━━━━━ SUPPLIED RECORDS ━━━━━

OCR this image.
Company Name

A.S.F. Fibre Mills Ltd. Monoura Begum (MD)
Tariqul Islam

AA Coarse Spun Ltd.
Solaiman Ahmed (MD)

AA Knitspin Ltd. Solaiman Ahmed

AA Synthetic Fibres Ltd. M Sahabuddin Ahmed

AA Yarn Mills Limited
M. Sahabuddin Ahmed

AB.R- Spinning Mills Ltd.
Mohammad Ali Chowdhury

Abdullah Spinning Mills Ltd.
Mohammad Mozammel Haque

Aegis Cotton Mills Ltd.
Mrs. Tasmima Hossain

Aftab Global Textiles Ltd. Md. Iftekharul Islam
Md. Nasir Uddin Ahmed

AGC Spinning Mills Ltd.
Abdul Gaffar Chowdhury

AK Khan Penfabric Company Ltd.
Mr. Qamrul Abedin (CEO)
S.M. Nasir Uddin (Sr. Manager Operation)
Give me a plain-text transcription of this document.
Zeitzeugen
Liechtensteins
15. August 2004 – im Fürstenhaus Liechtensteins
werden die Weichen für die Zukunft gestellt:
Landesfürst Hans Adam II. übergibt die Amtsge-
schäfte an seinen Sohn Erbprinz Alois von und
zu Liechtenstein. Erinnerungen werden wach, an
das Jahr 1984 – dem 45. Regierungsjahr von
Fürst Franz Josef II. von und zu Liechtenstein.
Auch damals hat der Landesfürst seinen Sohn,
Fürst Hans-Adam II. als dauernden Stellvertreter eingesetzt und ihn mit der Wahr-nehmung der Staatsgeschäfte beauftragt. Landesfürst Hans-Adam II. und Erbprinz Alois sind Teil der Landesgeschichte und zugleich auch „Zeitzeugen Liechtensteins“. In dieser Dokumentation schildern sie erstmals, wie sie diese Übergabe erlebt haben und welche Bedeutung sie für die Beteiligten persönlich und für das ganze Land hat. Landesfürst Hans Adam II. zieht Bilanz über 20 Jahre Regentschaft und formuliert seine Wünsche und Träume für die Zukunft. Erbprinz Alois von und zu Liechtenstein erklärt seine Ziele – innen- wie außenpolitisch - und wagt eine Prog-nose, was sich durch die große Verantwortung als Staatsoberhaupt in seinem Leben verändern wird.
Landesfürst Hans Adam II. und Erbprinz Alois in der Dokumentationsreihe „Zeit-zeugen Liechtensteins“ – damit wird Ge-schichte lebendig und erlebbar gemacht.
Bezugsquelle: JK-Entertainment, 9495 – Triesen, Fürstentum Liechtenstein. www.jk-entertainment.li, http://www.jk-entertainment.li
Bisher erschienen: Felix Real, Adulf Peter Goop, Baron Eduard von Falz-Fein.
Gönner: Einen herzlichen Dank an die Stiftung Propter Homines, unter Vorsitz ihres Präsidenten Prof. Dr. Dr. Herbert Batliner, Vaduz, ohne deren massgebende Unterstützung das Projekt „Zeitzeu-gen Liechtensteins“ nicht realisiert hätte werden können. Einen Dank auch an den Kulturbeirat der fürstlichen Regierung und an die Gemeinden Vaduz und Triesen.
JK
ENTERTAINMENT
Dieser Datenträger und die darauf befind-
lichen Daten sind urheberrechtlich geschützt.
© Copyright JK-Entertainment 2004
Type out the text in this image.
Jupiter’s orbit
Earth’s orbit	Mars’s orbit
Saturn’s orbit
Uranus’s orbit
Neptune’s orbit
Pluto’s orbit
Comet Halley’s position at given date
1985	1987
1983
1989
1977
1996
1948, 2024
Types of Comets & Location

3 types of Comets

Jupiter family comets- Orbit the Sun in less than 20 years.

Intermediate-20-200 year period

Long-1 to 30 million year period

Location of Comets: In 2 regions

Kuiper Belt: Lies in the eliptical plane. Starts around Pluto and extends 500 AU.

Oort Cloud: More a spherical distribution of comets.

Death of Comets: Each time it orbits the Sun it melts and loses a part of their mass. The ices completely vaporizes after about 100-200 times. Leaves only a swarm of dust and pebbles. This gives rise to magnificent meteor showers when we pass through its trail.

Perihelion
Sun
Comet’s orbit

━━━━━

▸ **DO THIS**
Write the material out again word for word.

▸ **WRITTEN ANSWER**
OCR this image.
Company Name

A.S.F. Fibre Mills Ltd. Monoura Begum (MD)
Tariqul Islam

AA Coarse Spun Ltd.
Solaiman Ahmed (MD)

AA Knitspin Ltd. Solaiman Ahmed

AA Synthetic Fibres Ltd. M Sahabuddin Ahmed

AA Yarn Mills Limited
M. Sahabuddin Ahmed

AB.R- Spinning Mills Ltd.
Mohammad Ali Chowdhury

Abdullah Spinning Mills Ltd.
Mohammad Mozammel Haque

Aegis Cotton Mills Ltd.
Mrs. Tasmima Hossain

Aftab Global Textiles Ltd. Md. Iftekharul Islam
Md. Nasir Uddin Ahmed

AGC Spinning Mills Ltd.
Abdul Gaffar Chowdhury

AK Khan Penfabric Company Ltd.
Mr. Qamrul Abedin (CEO)
S.M. Nasir Uddin (Sr. Manager Operation)
Give me a plain-text transcription of this document.
Zeitzeugen
Liechtensteins
15. August 2004 – im Fürstenhaus Liechtensteins
werden die Weichen für die Zukunft gestellt:
Landesfürst Hans Adam II. übergibt die Amtsge-
schäfte an seinen Sohn Erbprinz Alois von und
zu Liechtenstein. Erinnerungen werden wach, an
das Jahr 1984 – dem 45. Regierungsjahr von
Fürst Franz Josef II. von und zu Liechtenstein.
Auch damals hat der Landesfürst seinen Sohn,
Fürst Hans-Adam II. als dauernden Stellvertreter eingesetzt und ihn mit der Wahr-nehmung der Staatsgeschäfte beauftragt. Landesfürst Hans-Adam II. und Erbprinz Alois sind Teil der Landesgeschichte und zugleich auch „Zeitzeugen Liechtensteins“. In dieser Dokumentation schildern sie erstmals, wie sie diese Übergabe erlebt haben und welche Bedeutung sie für die Beteiligten persönlich und für das ganze Land hat. Landesfürst Hans Adam II. zieht Bilanz über 20 Jahre Regentschaft und formuliert seine Wünsche und Träume für die Zukunft. Erbprinz Alois von und zu Liechtenstein erklärt seine Ziele – innen- wie außenpolitisch - und wagt eine Prog-nose, was sich durch die große Verantwortung als Staatsoberhaupt in seinem Leben verändern wird.
Landesfürst Hans Adam II. und Erbprinz Alois in der Dokumentationsreihe „Zeit-zeugen Liechtensteins“ – damit wird Ge-schichte lebendig und erlebbar gemacht.
Bezugsquelle: JK-Entertainment, 9495 – Triesen, Fürstentum Liechtenstein. www.jk-entertainment.li, http://www.jk-entertainment.li
Bisher erschienen: Felix Real, Adulf Peter Goop, Baron Eduard von Falz-Fein.
Gönner: Einen herzlichen Dank an die Stiftung Propter Homines, unter Vorsitz ihres Präsidenten Prof. Dr. Dr. Herbert Batliner, Vaduz, ohne deren massgebende Unterstützung das Projekt „Zeitzeu-gen Liechtensteins“ nicht realisiert hätte werden können. Einen Dank auch an den Kulturbeirat der fürstlichen Regierung und an die Gemeinden Vaduz und Triesen.
JK
ENTERTAINMENT
Dieser Datenträger und die darauf befind-
lichen Daten sind urheberrechtlich geschützt.
© Copyright JK-Entertainment 2004
Type out the text in this image.
Jupiter’s orbit
Earth’s orbit	Mars’s orbit
Saturn’s orbit
Uranus’s orbit
Neptune’s orbit
Pluto’s orbit
Comet Halley’s position at given date
1985	1987
1983
1989
1977
1996
1948, 2024
Types of Comets & Location

3 types of Comets

Jupiter family comets- Orbit the Sun in less than 20 years.

Intermediate-20-200 year period

Long-1 to 30 million year period

Location of Comets: In 2 regions

Kuiper Belt: Lies in the eliptical plane. Starts around Pluto and extends 500 AU.

Oort Cloud: More a spherical distribution of comets.

Death of Comets: Each time it orbits the Sun it melts and loses a part of their mass. The ices completely vaporizes after about 100-200 times. Leaves only a swarm of dust and pebbles. This gives rise to magnificent meteor showers when we pass through its trail.

Perihelion
Sun
Comet’s orbit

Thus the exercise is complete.